##### DATA FOR THIS EXERCISE #####

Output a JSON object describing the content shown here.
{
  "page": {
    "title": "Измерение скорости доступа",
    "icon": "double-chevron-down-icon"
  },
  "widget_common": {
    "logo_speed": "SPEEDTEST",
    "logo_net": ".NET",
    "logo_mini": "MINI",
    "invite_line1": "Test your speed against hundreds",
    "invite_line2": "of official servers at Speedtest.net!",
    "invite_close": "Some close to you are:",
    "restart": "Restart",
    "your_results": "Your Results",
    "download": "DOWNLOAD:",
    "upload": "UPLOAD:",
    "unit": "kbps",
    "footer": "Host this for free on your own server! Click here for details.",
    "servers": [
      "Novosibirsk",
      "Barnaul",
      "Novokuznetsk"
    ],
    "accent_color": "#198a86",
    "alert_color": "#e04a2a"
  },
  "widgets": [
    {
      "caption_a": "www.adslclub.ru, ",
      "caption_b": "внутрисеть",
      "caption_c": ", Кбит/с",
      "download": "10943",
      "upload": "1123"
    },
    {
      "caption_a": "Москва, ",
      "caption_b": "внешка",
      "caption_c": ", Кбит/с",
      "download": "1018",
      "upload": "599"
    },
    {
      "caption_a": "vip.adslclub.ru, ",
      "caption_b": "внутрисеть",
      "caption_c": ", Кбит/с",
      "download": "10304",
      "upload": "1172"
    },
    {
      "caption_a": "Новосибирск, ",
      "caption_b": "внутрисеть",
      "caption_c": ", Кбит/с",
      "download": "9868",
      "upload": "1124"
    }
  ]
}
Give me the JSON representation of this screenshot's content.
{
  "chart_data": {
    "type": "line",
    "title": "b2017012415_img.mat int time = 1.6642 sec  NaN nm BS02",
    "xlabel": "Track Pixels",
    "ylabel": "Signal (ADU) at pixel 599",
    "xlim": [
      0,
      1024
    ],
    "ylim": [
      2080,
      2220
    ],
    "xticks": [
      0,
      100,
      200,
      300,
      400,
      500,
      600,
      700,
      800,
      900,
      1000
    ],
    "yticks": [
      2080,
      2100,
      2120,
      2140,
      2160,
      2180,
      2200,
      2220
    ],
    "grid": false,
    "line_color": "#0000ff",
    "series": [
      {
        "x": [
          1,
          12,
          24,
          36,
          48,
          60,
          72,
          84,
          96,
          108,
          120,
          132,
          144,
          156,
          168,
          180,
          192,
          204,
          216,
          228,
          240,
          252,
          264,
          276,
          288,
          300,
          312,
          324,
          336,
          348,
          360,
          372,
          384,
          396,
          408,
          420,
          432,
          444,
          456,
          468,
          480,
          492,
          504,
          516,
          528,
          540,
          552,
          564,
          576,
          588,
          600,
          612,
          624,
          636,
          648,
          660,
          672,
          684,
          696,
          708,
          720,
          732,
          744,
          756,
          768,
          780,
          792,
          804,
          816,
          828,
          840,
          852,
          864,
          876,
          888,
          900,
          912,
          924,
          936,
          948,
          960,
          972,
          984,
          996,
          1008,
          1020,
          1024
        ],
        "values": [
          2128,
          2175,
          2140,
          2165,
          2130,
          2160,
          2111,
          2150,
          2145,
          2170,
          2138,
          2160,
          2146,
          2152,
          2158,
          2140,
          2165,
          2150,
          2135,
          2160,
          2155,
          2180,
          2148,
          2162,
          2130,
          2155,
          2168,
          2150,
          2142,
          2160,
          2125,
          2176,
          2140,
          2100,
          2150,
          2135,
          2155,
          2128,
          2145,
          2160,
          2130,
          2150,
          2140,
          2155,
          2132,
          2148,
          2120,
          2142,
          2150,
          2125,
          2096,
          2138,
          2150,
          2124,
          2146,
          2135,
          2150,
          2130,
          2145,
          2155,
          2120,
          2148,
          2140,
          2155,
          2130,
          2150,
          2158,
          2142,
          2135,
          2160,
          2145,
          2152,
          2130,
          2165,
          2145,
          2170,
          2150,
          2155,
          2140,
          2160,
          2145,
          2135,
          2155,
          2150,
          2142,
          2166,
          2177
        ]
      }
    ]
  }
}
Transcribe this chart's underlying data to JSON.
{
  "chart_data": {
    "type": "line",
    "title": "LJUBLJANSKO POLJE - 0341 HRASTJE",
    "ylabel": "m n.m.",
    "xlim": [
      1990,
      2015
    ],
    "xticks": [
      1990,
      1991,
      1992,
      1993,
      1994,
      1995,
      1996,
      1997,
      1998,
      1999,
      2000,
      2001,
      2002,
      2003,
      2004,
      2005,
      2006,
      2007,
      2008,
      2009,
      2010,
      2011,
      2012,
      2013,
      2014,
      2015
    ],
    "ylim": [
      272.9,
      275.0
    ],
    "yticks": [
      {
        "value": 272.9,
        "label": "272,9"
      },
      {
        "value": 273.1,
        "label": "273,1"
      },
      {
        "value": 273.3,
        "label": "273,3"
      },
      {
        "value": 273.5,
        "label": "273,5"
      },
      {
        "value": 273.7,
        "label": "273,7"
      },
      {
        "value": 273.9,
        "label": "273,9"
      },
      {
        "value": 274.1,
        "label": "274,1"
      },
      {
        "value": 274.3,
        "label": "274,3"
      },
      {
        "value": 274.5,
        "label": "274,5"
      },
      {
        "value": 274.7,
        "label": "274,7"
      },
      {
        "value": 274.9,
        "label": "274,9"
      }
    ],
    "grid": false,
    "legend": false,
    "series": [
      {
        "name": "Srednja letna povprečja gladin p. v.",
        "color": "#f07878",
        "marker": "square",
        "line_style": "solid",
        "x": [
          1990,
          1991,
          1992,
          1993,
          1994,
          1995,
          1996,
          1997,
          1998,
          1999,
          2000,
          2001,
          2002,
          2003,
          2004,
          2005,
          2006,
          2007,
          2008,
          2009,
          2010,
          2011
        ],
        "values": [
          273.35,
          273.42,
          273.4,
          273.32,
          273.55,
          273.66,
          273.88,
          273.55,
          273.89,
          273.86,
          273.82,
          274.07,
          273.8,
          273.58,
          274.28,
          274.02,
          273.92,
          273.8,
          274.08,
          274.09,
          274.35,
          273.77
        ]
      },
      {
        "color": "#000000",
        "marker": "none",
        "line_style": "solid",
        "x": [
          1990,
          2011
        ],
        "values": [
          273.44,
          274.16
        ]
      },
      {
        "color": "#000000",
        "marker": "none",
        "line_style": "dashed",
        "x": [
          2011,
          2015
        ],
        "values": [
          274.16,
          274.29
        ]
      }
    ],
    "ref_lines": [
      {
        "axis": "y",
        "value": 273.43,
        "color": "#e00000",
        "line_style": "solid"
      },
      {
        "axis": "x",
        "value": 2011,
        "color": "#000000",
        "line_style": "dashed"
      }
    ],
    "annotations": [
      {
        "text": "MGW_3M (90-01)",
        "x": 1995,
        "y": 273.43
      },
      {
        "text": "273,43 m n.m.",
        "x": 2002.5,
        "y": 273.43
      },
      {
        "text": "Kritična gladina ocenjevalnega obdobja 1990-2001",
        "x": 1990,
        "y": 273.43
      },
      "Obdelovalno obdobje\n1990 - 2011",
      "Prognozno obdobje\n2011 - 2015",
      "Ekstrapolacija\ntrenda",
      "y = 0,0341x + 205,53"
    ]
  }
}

#####

PROBLEM DESCRIPTION:
Copy every line above in which the string "servers" shows up.

REPLY TO THE EXERCISE:
    "invite_line2": "of official servers at Speedtest.net!",
    "servers": [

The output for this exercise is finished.